Data to use:
>> BEGIN

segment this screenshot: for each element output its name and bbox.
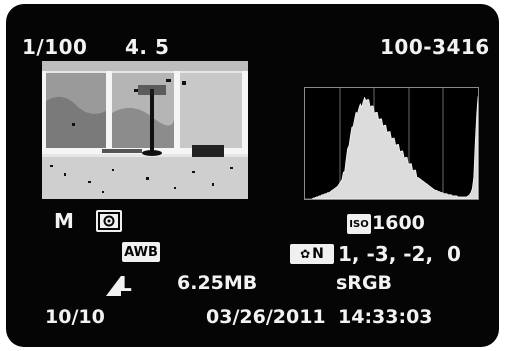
shooting-mode: M (54, 209, 75, 233)
histogram-graph (305, 88, 478, 199)
picture-style-badge: ✿ N (290, 244, 334, 264)
image-thumbnail (42, 61, 248, 199)
picture-style-values: 1, -3, -2, 0 (338, 242, 461, 266)
file-number: 100-3416 (380, 35, 490, 59)
iso-badge: ISO (347, 214, 371, 234)
capture-time: 14:33:03 (338, 306, 433, 328)
white-balance-badge: AWB (122, 242, 160, 262)
picture-style-icon: ✿ (300, 247, 311, 261)
brightness-histogram (304, 87, 479, 200)
color-space: sRGB (336, 272, 393, 294)
playback-screen: 1/100 4. 5 100-3416 M AWB ISO 1600 ✿ N 1… (6, 4, 499, 347)
capture-date: 03/26/2011 (206, 306, 326, 328)
picture-style-label: N (312, 246, 324, 262)
image-quality: L (119, 272, 133, 296)
frame-counter: 10/10 (45, 306, 105, 328)
aperture-value: 4. 5 (125, 35, 170, 59)
shutter-speed: 1/100 (22, 35, 88, 59)
histogram-curve (305, 96, 478, 199)
iso-value: 1600 (372, 212, 425, 234)
file-size: 6.25MB (177, 272, 258, 294)
evaluative-metering-icon (96, 210, 122, 232)
thumbnail-scene (42, 61, 248, 199)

>> END

Your task:
Please transcribe the rows starting with the line that contains "shooting-mode: M (54, 209, 75, 233)" and going on through the line that contains "histogram-curve (305, 96, 478, 199)", copying each one exactly.

Output for this task:
shooting-mode: M (54, 209, 75, 233)
histogram-graph (305, 88, 478, 199)
picture-style-badge: ✿ N (290, 244, 334, 264)
image-thumbnail (42, 61, 248, 199)
picture-style-values: 1, -3, -2, 0 (338, 242, 461, 266)
file-number: 100-3416 (380, 35, 490, 59)
iso-badge: ISO (347, 214, 371, 234)
capture-time: 14:33:03 (338, 306, 433, 328)
white-balance-badge: AWB (122, 242, 160, 262)
picture-style-icon: ✿ (300, 247, 311, 261)
brightness-histogram (304, 87, 479, 200)
color-space: sRGB (336, 272, 393, 294)
playback-screen: 1/100 4. 5 100-3416 M AWB ISO 1600 ✿ N 1… (6, 4, 499, 347)
capture-date: 03/26/2011 (206, 306, 326, 328)
picture-style-label: N (312, 246, 324, 262)
image-quality: L (119, 272, 133, 296)
frame-counter: 10/10 (45, 306, 105, 328)
aperture-value: 4. 5 (125, 35, 170, 59)
shutter-speed: 1/100 (22, 35, 88, 59)
histogram-curve (305, 96, 478, 199)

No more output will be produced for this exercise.